# Stored records:
[Start]

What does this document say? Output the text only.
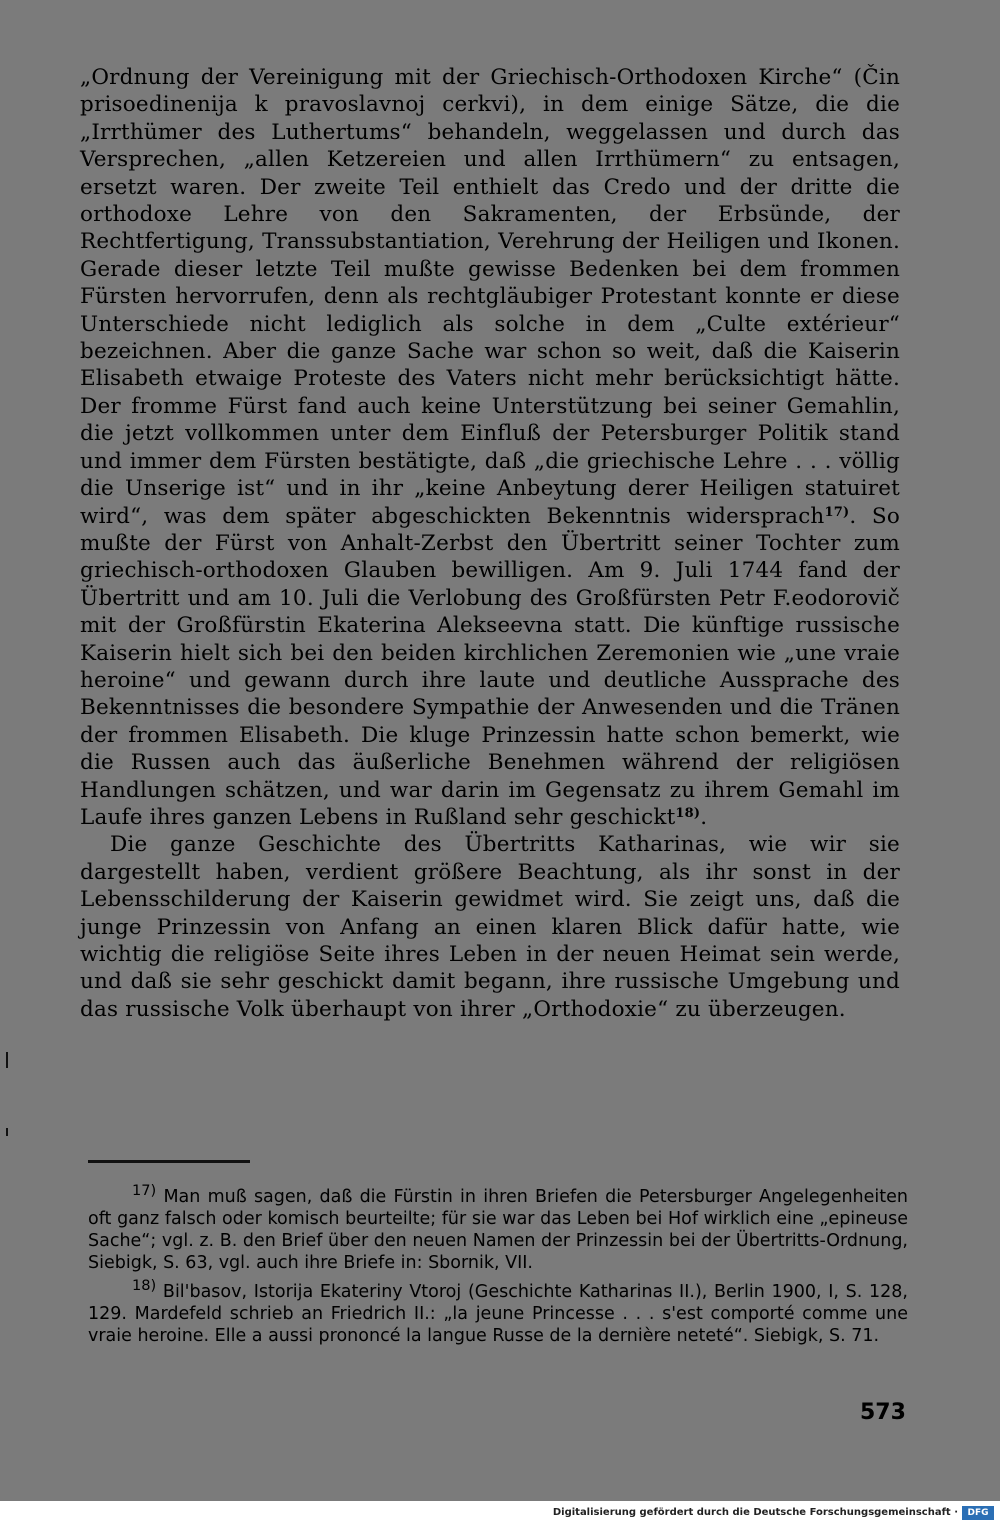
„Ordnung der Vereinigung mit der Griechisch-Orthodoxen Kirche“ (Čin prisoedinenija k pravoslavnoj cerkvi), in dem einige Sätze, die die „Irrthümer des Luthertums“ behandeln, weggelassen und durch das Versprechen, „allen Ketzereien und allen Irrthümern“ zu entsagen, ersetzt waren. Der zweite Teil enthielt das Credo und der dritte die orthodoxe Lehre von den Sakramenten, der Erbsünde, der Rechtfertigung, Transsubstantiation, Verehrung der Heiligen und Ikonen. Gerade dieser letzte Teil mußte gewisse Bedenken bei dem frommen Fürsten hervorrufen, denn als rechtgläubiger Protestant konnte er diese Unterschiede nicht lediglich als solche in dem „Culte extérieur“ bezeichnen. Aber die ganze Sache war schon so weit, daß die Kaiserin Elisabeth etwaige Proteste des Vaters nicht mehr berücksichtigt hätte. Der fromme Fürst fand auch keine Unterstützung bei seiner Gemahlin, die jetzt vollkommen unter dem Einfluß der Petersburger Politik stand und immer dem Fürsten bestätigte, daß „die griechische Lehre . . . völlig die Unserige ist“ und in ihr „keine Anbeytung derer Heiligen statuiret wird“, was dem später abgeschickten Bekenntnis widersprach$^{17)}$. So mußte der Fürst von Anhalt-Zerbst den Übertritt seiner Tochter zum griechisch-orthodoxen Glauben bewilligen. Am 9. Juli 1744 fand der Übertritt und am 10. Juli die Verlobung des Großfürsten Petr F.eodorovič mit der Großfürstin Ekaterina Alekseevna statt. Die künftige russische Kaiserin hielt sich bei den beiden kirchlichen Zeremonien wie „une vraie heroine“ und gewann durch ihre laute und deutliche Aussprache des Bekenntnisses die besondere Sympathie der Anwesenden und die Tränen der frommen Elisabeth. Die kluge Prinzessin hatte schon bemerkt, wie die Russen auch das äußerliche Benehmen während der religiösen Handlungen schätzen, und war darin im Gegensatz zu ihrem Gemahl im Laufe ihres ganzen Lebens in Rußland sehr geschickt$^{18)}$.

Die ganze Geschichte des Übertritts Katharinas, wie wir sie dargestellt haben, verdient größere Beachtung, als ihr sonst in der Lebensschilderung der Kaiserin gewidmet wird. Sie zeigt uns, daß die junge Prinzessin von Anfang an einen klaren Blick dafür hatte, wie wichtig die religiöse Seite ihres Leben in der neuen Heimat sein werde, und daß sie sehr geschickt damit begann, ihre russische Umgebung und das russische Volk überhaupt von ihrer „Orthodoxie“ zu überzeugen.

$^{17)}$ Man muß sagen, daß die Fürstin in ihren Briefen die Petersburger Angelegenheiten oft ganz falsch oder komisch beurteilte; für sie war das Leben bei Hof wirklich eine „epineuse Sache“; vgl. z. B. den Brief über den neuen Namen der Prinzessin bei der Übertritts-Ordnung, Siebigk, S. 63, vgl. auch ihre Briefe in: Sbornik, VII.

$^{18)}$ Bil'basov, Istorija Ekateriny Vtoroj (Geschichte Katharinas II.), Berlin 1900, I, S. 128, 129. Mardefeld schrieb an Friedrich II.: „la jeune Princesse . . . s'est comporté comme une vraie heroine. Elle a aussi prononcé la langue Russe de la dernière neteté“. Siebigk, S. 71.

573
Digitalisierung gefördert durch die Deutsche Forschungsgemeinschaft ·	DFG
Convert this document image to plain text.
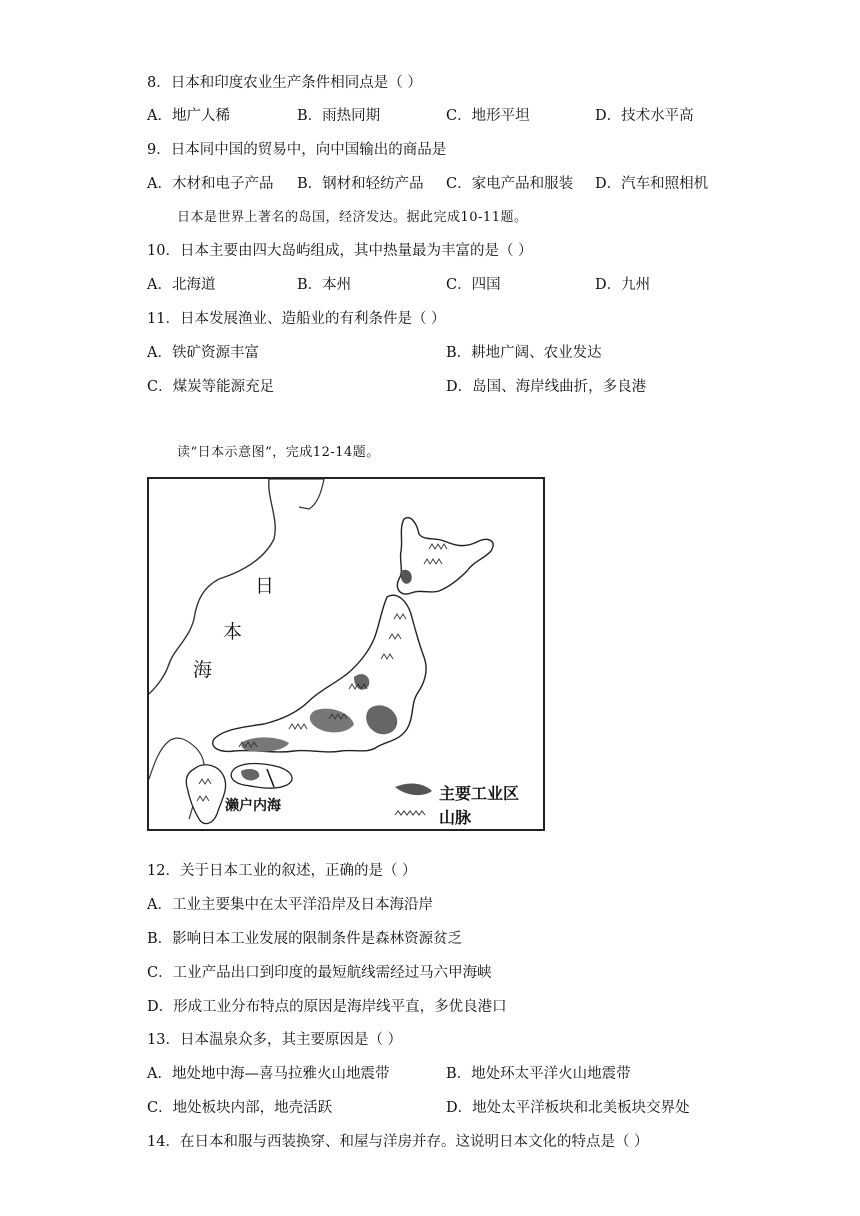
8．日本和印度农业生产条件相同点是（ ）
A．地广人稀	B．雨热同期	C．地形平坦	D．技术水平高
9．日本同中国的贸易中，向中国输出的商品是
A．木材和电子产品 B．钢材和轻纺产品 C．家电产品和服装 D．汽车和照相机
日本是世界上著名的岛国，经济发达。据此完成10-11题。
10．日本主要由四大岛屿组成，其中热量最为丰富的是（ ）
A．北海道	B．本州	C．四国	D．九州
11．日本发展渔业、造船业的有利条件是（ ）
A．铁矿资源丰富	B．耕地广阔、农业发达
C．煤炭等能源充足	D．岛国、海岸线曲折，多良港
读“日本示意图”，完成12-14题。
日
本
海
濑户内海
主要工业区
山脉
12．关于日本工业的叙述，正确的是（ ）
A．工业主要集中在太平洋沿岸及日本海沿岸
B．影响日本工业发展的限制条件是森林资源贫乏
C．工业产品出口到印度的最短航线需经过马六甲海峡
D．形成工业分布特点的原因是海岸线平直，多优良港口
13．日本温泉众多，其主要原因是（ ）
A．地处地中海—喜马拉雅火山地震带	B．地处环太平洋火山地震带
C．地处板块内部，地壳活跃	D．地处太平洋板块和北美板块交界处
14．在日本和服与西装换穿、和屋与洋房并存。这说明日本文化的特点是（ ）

[End]

# Task to carry out:
Exclude the pictures and repeat every other part of the records word for word.

# Completed task:
What does this document say? Output the text only.
„Ordnung der Vereinigung mit der Griechisch-Orthodoxen Kirche“ (Čin prisoedinenija k pravoslavnoj cerkvi), in dem einige Sätze, die die „Irrthümer des Luthertums“ behandeln, weggelassen und durch das Versprechen, „allen Ketzereien und allen Irrthümern“ zu entsagen, ersetzt waren. Der zweite Teil enthielt das Credo und der dritte die orthodoxe Lehre von den Sakramenten, der Erbsünde, der Rechtfertigung, Transsubstantiation, Verehrung der Heiligen und Ikonen. Gerade dieser letzte Teil mußte gewisse Bedenken bei dem frommen Fürsten hervorrufen, denn als rechtgläubiger Protestant konnte er diese Unterschiede nicht lediglich als solche in dem „Culte extérieur“ bezeichnen. Aber die ganze Sache war schon so weit, daß die Kaiserin Elisabeth etwaige Proteste des Vaters nicht mehr berücksichtigt hätte. Der fromme Fürst fand auch keine Unterstützung bei seiner Gemahlin, die jetzt vollkommen unter dem Einfluß der Petersburger Politik stand und immer dem Fürsten bestätigte, daß „die griechische Lehre . . . völlig die Unserige ist“ und in ihr „keine Anbeytung derer Heiligen statuiret wird“, was dem später abgeschickten Bekenntnis widersprach$^{17)}$. So mußte der Fürst von Anhalt-Zerbst den Übertritt seiner Tochter zum griechisch-orthodoxen Glauben bewilligen. Am 9. Juli 1744 fand der Übertritt und am 10. Juli die Verlobung des Großfürsten Petr F.eodorovič mit der Großfürstin Ekaterina Alekseevna statt. Die künftige russische Kaiserin hielt sich bei den beiden kirchlichen Zeremonien wie „une vraie heroine“ und gewann durch ihre laute und deutliche Aussprache des Bekenntnisses die besondere Sympathie der Anwesenden und die Tränen der frommen Elisabeth. Die kluge Prinzessin hatte schon bemerkt, wie die Russen auch das äußerliche Benehmen während der religiösen Handlungen schätzen, und war darin im Gegensatz zu ihrem Gemahl im Laufe ihres ganzen Lebens in Rußland sehr geschickt$^{18)}$.

Die ganze Geschichte des Übertritts Katharinas, wie wir sie dargestellt haben, verdient größere Beachtung, als ihr sonst in der Lebensschilderung der Kaiserin gewidmet wird. Sie zeigt uns, daß die junge Prinzessin von Anfang an einen klaren Blick dafür hatte, wie wichtig die religiöse Seite ihres Leben in der neuen Heimat sein werde, und daß sie sehr geschickt damit begann, ihre russische Umgebung und das russische Volk überhaupt von ihrer „Orthodoxie“ zu überzeugen.

$^{17)}$ Man muß sagen, daß die Fürstin in ihren Briefen die Petersburger Angelegenheiten oft ganz falsch oder komisch beurteilte; für sie war das Leben bei Hof wirklich eine „epineuse Sache“; vgl. z. B. den Brief über den neuen Namen der Prinzessin bei der Übertritts-Ordnung, Siebigk, S. 63, vgl. auch ihre Briefe in: Sbornik, VII.

$^{18)}$ Bil'basov, Istorija Ekateriny Vtoroj (Geschichte Katharinas II.), Berlin 1900, I, S. 128, 129. Mardefeld schrieb an Friedrich II.: „la jeune Princesse . . . s'est comporté comme une vraie heroine. Elle a aussi prononcé la langue Russe de la dernière neteté“. Siebigk, S. 71.

573
Digitalisierung gefördert durch die Deutsche Forschungsgemeinschaft ·	DFG
Convert this document image to plain text.
8．日本和印度农业生产条件相同点是（ ）
A．地广人稀	B．雨热同期	C．地形平坦	D．技术水平高
9．日本同中国的贸易中，向中国输出的商品是
A．木材和电子产品 B．钢材和轻纺产品 C．家电产品和服装 D．汽车和照相机
日本是世界上著名的岛国，经济发达。据此完成10-11题。
10．日本主要由四大岛屿组成，其中热量最为丰富的是（ ）
A．北海道	B．本州	C．四国	D．九州
11．日本发展渔业、造船业的有利条件是（ ）
A．铁矿资源丰富	B．耕地广阔、农业发达
C．煤炭等能源充足	D．岛国、海岸线曲折，多良港
读“日本示意图”，完成12-14题。
日
本
海
濑户内海
主要工业区
山脉
12．关于日本工业的叙述，正确的是（ ）
A．工业主要集中在太平洋沿岸及日本海沿岸
B．影响日本工业发展的限制条件是森林资源贫乏
C．工业产品出口到印度的最短航线需经过马六甲海峡
D．形成工业分布特点的原因是海岸线平直，多优良港口
13．日本温泉众多，其主要原因是（ ）
A．地处地中海—喜马拉雅火山地震带	B．地处环太平洋火山地震带
C．地处板块内部，地壳活跃	D．地处太平洋板块和北美板块交界处
14．在日本和服与西装换穿、和屋与洋房并存。这说明日本文化的特点是（ ）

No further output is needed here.